(Exercise tasks)
(A) In the forum thread, shorten the paragraph that begins "If you buy a CAI for an 04" into a brief list of its main facts.
(B) Repeat everything in the forum thread from "If you buy a CAI for" down to "body/mass airflow sensor.".
(C) According to the forum thread, how much was switching from the accordion connector to a fernco worth on F-bodies?

>> begin Passage shown

# knowledge test!!!!



## purplehaze (Dec 27, 2005)

OK I have asked the manufacturers at several different CAI companies, and none of them can give me a straight answer. So I am coming to a more knowlegable group. Here we go......

I have the 05 GTO with a K&N CAI, I also have the 06 Chevy Lumina SS AKA the Arabian GTO.... BUT here is the difference, instead of the LS2 it comes with the 5.7L (not sure if it is the LS1) engine. The engine compartments are exactly the same, down to the fuel rail covers... My question is, would the LS1 CAI for the 5.7L engine fit on this engine and this compartment? 

As far as I can tell there is absolutely no difference, I have stared at pictures of my Goat for hours on end trying to see if there is.... If anyone can lend some advice or impart some knowledge on this I would really appreciate it....

:cheers :cheers :cheers


----------



## 6QTS11OZ (Mar 27, 2005)

Do you have any pictures of your Lumina SS engine compartment? Based on your own observation of both engine compartments, I'll gamble and say, yes it will fit. Maybe you can email photos of your Lumina SS's engine compartment to K&N tech support and see what they have to say.


----------



## MSTNGKILLA (Jul 27, 2006)

It would be very easy to make fit, it schould work just fine on any v8 as long as it fit's in the compartment!


----------



## raven1124 (Sep 23, 2005)

I don't think it will. The intake on the LS1 is different than the intake on the LS2. I think the LS1 has a 75mm TB while the LS2 has a 90mm plus the angle of the LS2 throttle body is different than the LS1.


----------



## aintmisbehavinn (Feb 9, 2006)

I never saw a Lumina with a V8. Is it RWD? Do you have pics? Never heard of one, sure would like to catch a glimpse. The wife has a 98 Autobahn Aurora with the Northstar 4L all aluminum DOHC V8. I have hit a warp speed of 140 (speed limiter, or govenment governor). The car is extremely fast and smooth, more of a ladies caddy.


----------



## purplehaze (Dec 27, 2005)

aintmisbehavinn said:


> I never saw a Lumina with a V8. Is it RWD? Do you have pics? Never heard of one, sure would like to catch a glimpse. The wife has a 98 Autobahn Aurora with the Northstar 4L all aluminum DOHC V8. I have hit a warp speed of 140 (speed limiter, or govenment governor). The car is extremely fast and smooth, more of a ladies caddy.


I will be putting some pictures up in the next few days.... It is basically the exact same as the 05/06 GTO except the front grill. The grill is a little smaller and has a Chevy emblem on it.... The rear is exactly the same... interior same, the instrument panel is of course different to accomodate the Kilometers per hour instead of MPH... but I will get some pictures and post them ASAP.


----------



## fergyflyer (Apr 18, 2005)

If you buy a CAI for an 04, it would be more likely to fit. If it doesn't there is always the fernco trick. A fernco is a rubber sleeve that you can get in a plumbing store, hardware store, ar most building supply dealers. It is somewhat flexible and has to hose clamps, one on either end, and is designed to allow two different types of tubes to be connected together. In plumbing it's usually terra-cotta to plastic or metal, or plastic to metal. You could then use the fernco to connect the output from the CAI to the throttle body/mass airflow sensor. 
On F-bodies they had an accordian type connector from the mass airflow sensor to the throtle body and it caused turbulence and reduced airflow. switching from the accordian connector to a fernco was worth 3-5 rwhp. Just an idea if you buy a CAI and it doesn't quite fit.


----------

>> end Passage shown
>> begin Extracted data

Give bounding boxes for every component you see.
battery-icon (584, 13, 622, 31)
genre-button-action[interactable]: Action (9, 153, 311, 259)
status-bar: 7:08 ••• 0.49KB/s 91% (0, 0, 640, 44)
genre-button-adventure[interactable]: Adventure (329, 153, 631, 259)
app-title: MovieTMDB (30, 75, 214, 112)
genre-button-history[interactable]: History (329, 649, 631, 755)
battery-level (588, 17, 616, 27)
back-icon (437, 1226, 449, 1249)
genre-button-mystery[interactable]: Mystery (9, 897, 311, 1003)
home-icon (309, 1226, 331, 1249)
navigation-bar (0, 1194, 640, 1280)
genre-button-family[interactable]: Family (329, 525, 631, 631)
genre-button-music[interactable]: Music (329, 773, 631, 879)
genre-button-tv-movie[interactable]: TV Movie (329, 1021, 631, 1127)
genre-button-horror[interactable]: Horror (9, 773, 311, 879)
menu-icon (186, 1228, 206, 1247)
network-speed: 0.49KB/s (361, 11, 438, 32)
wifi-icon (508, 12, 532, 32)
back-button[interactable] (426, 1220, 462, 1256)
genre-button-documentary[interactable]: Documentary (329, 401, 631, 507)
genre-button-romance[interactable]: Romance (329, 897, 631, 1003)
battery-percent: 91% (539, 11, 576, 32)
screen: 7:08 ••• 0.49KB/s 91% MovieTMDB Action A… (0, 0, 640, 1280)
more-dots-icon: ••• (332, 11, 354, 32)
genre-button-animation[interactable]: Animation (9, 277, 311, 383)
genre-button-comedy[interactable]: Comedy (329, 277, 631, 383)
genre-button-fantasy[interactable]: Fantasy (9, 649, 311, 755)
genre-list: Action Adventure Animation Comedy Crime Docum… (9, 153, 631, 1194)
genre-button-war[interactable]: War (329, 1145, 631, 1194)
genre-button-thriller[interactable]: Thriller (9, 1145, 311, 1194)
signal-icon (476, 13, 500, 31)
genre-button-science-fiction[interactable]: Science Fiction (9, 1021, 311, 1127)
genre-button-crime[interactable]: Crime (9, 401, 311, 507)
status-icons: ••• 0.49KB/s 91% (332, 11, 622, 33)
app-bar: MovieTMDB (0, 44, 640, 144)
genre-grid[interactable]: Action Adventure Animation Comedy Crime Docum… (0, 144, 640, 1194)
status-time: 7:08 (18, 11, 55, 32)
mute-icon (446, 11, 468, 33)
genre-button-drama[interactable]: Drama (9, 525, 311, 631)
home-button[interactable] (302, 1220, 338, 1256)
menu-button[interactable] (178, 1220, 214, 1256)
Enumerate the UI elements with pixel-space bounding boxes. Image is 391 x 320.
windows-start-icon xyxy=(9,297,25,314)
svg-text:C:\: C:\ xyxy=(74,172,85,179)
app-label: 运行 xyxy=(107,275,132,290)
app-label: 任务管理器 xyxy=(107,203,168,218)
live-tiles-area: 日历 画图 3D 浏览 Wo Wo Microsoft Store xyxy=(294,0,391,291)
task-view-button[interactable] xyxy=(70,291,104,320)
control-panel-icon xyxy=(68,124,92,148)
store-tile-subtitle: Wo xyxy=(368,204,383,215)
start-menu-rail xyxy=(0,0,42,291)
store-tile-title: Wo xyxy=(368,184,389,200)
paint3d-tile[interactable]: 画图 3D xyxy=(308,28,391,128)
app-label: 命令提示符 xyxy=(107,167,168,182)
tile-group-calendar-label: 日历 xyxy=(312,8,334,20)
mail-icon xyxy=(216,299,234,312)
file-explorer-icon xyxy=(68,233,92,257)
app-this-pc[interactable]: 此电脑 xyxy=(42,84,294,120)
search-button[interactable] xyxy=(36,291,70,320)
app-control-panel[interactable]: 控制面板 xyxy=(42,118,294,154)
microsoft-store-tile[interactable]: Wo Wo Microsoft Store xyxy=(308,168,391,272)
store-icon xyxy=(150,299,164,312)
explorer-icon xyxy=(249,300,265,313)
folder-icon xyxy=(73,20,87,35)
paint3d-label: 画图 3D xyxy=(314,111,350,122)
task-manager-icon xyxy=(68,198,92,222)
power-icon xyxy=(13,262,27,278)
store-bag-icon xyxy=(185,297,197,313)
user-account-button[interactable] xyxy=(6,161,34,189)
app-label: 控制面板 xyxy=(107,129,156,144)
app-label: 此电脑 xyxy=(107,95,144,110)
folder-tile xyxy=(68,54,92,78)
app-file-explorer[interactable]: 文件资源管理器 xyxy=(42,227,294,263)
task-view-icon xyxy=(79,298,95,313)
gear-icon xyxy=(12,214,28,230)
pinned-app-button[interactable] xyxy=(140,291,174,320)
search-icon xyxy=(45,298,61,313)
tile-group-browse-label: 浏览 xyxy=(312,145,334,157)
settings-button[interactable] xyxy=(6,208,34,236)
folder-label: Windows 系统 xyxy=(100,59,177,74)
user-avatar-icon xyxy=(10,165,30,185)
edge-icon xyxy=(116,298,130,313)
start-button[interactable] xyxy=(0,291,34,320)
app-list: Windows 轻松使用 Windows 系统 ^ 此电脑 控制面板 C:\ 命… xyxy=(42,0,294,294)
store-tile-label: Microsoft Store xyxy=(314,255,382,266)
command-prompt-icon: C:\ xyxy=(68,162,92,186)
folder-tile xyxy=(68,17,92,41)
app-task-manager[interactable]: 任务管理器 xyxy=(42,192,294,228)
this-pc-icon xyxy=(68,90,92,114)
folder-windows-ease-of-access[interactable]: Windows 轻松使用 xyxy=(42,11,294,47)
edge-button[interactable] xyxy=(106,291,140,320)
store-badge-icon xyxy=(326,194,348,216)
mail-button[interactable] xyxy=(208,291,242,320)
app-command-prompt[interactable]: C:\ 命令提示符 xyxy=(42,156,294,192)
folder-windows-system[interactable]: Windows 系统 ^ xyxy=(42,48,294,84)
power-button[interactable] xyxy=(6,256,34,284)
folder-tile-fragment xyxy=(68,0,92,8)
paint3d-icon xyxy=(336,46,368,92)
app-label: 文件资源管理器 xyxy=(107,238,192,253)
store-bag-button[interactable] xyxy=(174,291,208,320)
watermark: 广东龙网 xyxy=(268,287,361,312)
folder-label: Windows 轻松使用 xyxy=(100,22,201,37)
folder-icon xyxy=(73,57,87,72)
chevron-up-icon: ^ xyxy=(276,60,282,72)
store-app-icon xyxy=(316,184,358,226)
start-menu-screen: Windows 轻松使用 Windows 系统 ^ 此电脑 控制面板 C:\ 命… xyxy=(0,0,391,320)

>> end Extracted data

(Full solutions)
(A)
- A CAI made for an 04 is more likely to fit.
- If it doesn't fit, a fernco can help.
- A fernco is a rubber sleeve from a plumbing store, hardware store, or most building supply dealers.
- It is somewhat flexible, has a hose clamp on each end, and is designed to connect two different types of tubes.
- In plumbing, it usually joins terra-cotta to plastic or metal, or plastic to metal.
- It could connect the CAI's output to the throttle body/mass airflow sensor.

(B)
If you buy a CAI for an 04, it would be more likely to fit. If it doesn't there is always the fernco trick. A fernco is a rubber sleeve that you can get in a plumbing store, hardware store, ar most building supply dealers. It is somewhat flexible and has to hose clamps, one on either end, and is designed to allow two different types of tubes to be connected together. In plumbing it's usually terra-cotta to plastic or metal, or plastic to metal. You could then use the fernco to connect the output from the CAI to the throttle body/mass airflow sensor.

(C) 3-5 rwhp.